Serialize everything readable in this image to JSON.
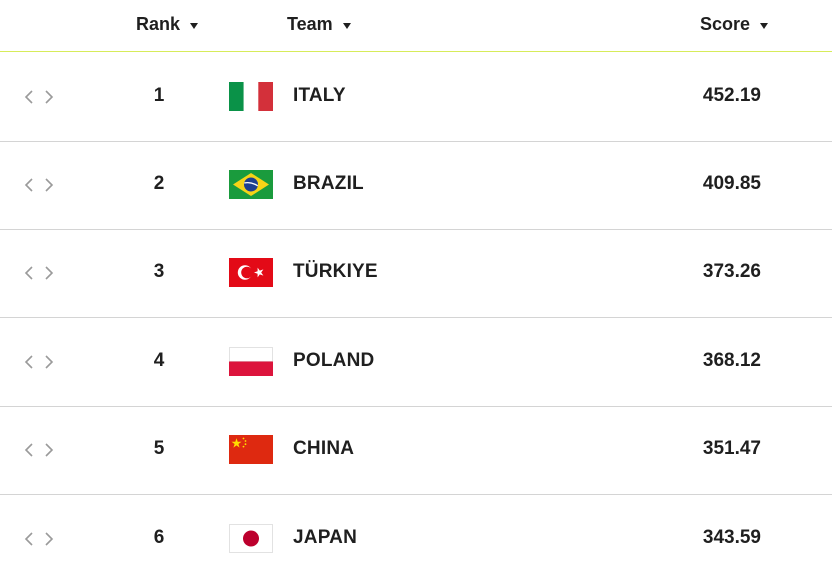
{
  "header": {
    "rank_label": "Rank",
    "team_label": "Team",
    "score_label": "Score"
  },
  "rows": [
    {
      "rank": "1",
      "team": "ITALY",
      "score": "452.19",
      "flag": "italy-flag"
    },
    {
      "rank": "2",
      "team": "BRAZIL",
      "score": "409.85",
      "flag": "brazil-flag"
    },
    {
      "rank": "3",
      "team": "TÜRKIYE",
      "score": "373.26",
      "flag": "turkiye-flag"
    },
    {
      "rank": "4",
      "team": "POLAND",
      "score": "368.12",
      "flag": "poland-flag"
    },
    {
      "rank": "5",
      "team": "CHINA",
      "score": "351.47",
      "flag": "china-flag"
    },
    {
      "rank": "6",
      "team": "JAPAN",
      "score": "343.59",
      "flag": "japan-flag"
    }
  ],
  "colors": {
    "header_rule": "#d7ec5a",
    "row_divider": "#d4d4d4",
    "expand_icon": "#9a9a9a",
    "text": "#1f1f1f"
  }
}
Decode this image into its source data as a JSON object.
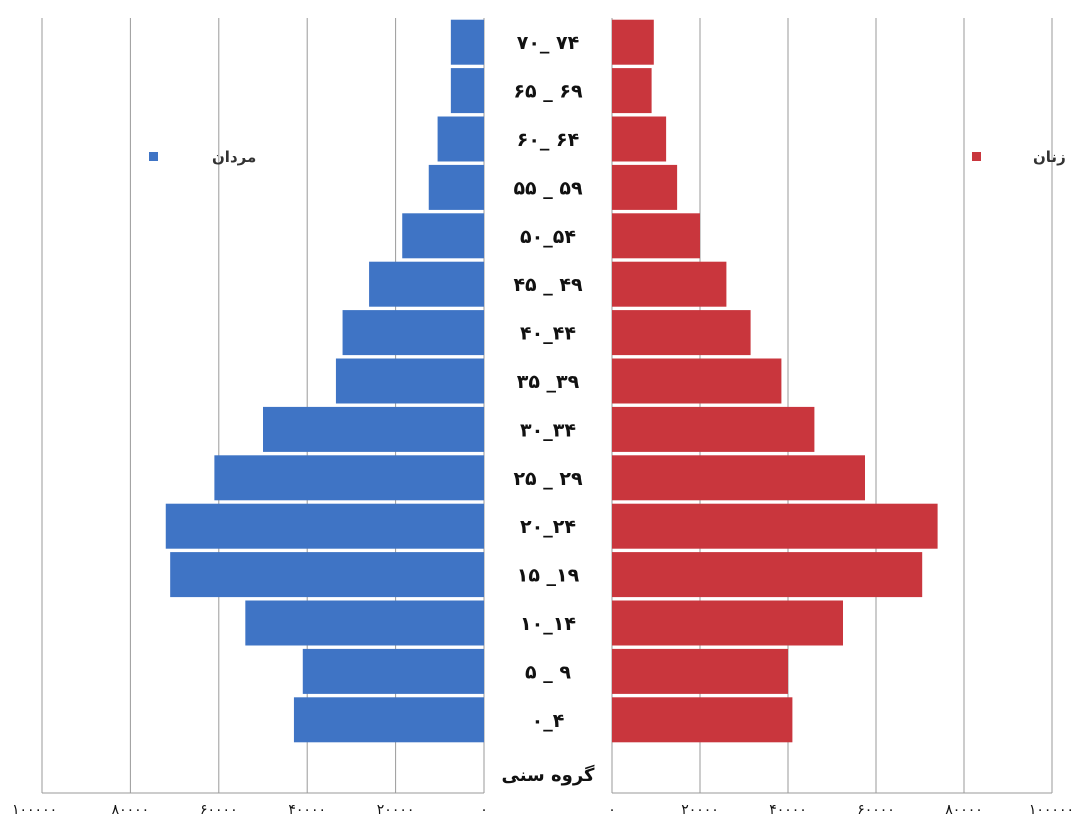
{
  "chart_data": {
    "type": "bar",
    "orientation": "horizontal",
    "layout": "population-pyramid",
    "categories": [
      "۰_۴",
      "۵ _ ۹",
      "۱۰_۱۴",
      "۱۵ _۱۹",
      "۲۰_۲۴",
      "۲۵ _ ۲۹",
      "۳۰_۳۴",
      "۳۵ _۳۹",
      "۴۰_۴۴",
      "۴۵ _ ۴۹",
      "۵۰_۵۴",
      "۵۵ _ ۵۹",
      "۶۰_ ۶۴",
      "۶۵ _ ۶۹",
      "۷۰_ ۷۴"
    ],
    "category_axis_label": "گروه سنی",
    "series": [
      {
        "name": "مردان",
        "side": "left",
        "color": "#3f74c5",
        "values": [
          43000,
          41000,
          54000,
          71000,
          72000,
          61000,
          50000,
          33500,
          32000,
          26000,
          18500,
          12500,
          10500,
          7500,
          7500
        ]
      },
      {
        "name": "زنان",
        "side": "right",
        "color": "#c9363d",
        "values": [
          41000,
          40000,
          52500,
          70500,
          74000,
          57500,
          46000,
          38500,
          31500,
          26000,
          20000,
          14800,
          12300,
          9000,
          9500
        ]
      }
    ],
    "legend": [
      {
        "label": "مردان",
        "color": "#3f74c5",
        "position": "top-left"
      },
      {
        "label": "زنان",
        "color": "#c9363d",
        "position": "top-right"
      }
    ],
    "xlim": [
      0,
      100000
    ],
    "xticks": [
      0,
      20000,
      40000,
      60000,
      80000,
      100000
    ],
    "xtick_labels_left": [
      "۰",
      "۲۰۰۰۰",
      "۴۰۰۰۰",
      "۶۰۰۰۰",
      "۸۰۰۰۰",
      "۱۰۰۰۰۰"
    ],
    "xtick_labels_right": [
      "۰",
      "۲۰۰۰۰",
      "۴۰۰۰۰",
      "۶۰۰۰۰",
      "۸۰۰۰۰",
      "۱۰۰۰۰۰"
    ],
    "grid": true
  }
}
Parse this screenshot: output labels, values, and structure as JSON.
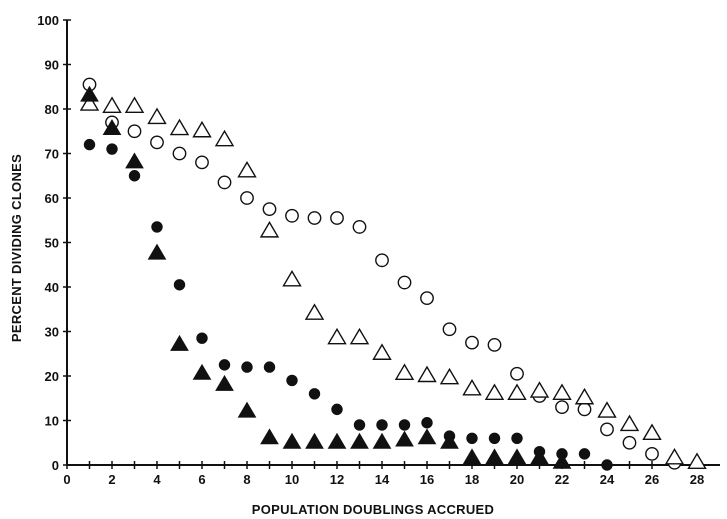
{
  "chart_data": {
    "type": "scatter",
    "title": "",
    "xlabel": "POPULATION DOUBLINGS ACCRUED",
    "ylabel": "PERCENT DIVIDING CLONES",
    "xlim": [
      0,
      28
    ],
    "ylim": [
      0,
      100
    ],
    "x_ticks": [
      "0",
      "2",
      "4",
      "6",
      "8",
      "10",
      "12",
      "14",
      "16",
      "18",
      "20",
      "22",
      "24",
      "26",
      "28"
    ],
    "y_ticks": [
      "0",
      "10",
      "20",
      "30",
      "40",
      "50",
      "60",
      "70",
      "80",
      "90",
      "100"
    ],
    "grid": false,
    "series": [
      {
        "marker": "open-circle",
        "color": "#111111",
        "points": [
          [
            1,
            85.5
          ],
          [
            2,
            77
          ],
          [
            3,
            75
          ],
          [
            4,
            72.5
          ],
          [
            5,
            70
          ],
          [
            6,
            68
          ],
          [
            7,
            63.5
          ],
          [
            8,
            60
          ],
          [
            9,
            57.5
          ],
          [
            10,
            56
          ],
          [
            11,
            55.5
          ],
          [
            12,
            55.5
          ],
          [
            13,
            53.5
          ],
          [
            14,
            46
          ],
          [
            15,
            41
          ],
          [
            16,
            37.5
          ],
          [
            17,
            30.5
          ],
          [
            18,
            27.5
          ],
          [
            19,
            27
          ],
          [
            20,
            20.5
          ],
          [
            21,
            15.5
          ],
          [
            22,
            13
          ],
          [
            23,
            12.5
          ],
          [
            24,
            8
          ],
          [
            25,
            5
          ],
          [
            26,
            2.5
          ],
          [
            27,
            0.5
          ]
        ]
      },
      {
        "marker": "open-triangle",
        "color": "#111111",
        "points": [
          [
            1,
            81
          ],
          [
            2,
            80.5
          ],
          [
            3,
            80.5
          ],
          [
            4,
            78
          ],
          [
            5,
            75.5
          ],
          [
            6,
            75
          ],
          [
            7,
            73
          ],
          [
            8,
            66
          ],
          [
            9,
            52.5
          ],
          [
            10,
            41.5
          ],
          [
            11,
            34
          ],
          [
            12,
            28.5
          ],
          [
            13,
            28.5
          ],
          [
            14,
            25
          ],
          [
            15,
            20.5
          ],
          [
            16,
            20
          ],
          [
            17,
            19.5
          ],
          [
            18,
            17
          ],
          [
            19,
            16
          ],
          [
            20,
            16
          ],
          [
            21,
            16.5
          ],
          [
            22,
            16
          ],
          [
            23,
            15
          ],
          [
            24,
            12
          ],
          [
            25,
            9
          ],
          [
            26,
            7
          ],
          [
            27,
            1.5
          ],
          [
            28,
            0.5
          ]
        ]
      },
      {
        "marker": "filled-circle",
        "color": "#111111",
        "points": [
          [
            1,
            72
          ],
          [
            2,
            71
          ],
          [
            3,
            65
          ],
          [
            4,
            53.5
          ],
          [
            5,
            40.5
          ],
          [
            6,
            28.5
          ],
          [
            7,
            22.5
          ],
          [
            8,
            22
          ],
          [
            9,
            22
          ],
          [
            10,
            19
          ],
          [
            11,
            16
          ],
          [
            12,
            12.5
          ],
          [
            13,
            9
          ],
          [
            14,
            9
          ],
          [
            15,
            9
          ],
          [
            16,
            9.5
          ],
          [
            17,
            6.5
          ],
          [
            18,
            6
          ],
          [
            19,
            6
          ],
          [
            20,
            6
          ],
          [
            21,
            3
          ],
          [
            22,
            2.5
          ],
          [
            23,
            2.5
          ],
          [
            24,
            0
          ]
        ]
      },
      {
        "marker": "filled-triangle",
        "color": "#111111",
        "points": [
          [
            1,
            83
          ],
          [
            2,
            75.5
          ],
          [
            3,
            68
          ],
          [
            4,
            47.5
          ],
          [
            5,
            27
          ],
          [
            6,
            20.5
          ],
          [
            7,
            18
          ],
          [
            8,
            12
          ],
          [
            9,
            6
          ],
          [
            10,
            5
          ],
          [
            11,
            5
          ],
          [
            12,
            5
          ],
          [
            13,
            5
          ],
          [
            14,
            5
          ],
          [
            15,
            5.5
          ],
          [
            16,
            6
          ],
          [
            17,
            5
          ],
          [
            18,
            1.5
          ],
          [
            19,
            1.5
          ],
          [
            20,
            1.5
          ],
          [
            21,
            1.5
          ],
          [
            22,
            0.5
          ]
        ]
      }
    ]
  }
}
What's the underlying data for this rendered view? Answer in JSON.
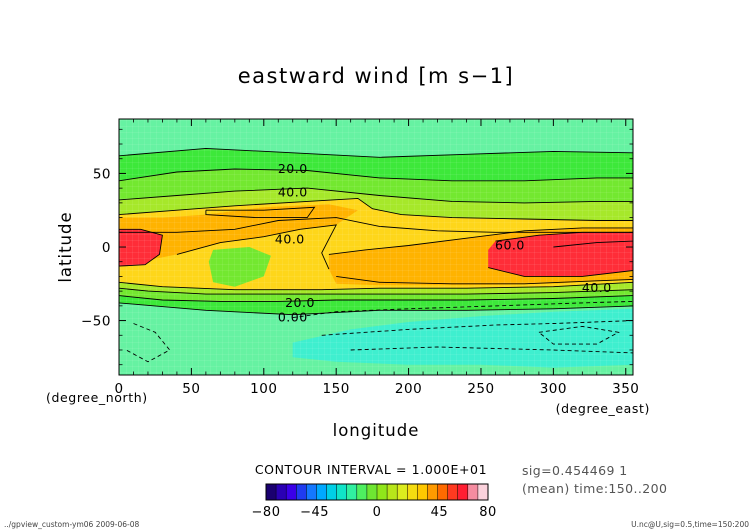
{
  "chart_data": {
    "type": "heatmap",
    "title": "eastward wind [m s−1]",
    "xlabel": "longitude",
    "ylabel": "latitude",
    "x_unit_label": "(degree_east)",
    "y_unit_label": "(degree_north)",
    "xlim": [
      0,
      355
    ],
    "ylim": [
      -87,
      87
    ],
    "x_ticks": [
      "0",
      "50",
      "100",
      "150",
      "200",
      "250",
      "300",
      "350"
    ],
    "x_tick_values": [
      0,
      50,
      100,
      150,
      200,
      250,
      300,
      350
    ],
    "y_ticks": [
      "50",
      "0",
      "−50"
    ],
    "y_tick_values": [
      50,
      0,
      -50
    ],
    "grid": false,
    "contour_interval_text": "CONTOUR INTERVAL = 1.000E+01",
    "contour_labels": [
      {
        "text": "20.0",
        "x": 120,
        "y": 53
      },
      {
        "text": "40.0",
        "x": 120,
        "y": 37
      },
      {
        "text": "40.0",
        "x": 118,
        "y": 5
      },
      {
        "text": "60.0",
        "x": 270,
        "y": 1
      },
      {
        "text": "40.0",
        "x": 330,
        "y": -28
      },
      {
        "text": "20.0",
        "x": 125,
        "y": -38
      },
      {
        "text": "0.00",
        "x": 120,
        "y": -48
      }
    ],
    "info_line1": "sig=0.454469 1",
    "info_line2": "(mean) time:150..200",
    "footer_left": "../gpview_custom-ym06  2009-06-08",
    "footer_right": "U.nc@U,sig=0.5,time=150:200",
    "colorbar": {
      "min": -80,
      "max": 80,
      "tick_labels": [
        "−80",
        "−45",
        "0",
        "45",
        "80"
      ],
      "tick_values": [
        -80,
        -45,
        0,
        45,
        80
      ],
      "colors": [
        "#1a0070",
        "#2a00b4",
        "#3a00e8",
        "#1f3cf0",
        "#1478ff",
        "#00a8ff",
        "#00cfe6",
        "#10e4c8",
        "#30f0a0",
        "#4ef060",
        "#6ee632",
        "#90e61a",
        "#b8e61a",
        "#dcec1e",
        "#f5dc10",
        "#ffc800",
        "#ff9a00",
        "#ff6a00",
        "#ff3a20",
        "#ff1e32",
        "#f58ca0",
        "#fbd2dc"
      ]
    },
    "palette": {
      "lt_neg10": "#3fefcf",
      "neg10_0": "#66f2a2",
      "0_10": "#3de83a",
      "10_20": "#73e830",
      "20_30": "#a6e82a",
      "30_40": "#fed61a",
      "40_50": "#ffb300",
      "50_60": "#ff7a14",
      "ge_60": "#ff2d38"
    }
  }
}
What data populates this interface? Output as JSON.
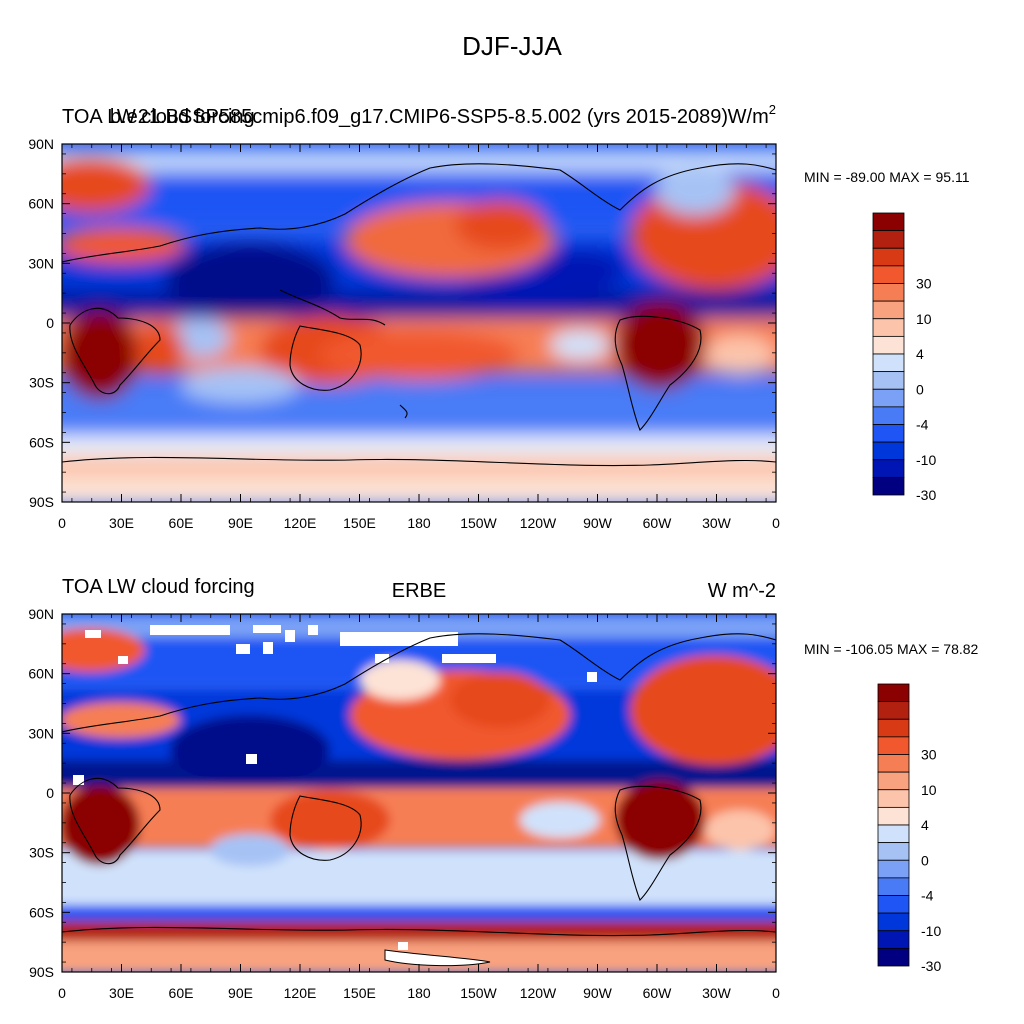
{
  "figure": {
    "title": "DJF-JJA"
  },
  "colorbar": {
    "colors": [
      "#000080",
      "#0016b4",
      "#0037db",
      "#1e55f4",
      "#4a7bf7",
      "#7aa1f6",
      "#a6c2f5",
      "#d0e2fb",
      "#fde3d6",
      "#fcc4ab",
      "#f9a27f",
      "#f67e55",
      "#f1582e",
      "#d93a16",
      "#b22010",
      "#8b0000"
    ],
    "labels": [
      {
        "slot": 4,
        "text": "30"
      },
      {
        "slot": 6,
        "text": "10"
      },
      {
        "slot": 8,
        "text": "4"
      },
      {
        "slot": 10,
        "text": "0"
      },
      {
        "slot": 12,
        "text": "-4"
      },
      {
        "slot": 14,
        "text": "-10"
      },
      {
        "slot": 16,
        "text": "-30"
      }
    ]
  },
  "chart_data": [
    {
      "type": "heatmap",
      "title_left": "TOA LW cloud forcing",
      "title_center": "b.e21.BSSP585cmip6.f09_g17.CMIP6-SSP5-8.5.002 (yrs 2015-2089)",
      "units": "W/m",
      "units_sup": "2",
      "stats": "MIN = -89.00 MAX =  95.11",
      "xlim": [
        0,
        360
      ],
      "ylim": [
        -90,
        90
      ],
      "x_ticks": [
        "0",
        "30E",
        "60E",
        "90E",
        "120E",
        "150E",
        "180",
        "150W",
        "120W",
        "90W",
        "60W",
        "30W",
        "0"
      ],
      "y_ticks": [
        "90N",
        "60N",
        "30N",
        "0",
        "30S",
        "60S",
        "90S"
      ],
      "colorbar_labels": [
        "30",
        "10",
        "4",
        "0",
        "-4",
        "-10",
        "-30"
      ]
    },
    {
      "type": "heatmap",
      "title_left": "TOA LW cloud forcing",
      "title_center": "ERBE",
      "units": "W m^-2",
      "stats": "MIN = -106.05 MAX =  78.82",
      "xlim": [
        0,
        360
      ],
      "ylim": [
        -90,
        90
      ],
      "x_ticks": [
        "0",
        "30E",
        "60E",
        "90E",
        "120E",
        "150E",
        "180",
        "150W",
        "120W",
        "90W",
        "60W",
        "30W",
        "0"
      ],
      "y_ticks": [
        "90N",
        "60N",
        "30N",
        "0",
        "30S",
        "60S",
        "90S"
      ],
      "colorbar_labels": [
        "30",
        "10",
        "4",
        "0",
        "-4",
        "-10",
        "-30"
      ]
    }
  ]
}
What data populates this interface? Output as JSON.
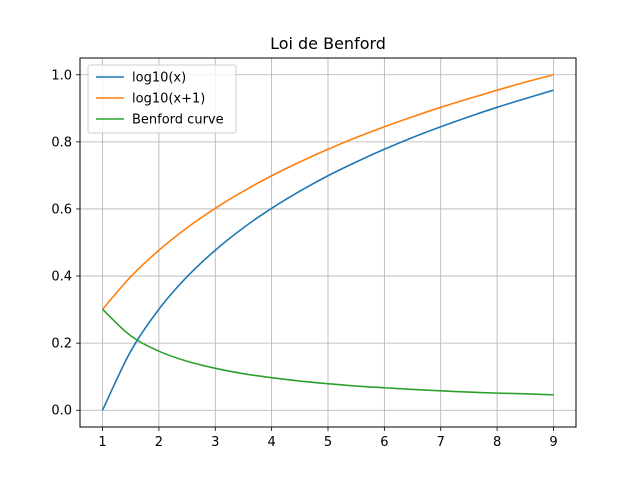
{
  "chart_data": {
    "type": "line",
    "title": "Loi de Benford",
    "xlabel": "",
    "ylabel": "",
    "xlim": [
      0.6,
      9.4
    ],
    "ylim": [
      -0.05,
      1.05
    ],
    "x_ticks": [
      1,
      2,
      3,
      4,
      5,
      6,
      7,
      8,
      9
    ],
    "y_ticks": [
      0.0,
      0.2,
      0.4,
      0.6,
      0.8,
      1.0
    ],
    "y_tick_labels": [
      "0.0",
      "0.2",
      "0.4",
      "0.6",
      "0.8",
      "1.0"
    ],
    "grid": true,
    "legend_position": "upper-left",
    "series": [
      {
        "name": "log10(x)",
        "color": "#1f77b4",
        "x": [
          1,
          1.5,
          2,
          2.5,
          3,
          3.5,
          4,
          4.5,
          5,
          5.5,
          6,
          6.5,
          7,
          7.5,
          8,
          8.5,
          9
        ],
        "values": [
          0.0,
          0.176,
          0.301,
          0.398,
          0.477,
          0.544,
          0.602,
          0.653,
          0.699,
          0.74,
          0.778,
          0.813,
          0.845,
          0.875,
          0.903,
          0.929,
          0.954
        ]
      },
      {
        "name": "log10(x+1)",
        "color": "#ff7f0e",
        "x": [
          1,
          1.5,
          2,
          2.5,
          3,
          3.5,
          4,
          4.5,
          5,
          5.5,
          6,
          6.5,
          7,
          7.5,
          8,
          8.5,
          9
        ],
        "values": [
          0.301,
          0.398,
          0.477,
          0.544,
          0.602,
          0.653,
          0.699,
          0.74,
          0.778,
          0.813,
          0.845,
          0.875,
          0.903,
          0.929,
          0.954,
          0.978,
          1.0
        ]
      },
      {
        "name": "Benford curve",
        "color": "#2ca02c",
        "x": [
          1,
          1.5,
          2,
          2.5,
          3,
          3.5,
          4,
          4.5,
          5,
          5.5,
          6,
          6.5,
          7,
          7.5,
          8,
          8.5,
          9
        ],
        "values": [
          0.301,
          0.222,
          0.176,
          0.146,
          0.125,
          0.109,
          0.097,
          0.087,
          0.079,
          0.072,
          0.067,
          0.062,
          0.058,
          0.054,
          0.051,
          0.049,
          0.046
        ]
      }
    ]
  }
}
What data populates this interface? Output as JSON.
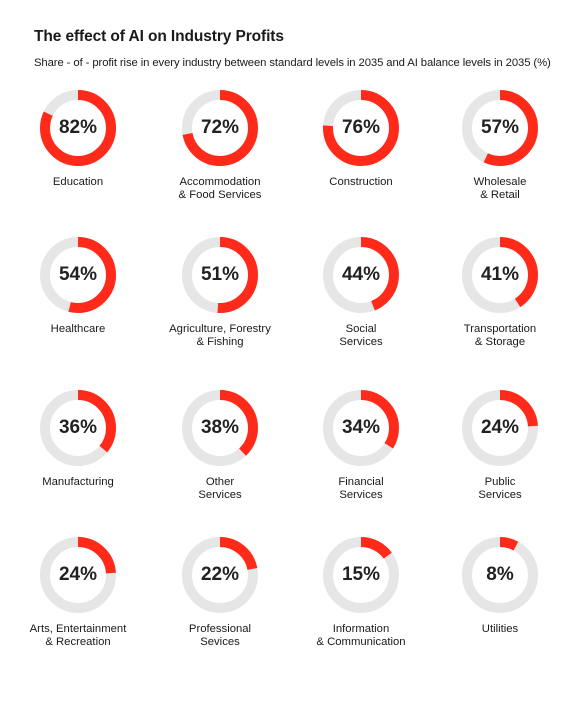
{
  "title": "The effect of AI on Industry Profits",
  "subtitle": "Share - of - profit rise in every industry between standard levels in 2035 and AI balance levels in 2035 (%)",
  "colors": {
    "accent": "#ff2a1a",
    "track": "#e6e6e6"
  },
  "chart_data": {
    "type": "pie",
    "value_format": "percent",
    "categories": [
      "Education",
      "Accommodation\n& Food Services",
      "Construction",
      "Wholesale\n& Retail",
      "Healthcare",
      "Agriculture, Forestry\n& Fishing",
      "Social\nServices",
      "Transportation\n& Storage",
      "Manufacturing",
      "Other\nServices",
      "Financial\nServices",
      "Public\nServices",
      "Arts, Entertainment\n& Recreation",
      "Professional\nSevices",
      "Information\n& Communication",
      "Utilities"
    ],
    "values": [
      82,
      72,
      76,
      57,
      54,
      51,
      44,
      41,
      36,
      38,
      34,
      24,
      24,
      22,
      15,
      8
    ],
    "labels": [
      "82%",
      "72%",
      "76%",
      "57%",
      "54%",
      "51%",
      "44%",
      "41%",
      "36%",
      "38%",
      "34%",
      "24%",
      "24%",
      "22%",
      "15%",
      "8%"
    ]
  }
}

▬▬▬▬▬▬▬▬▬▬

--- Work to be completed ---
Look back over the material above and state how many lines hold the word "xlabel". Write the number and nothing else.

--- Task output ---
3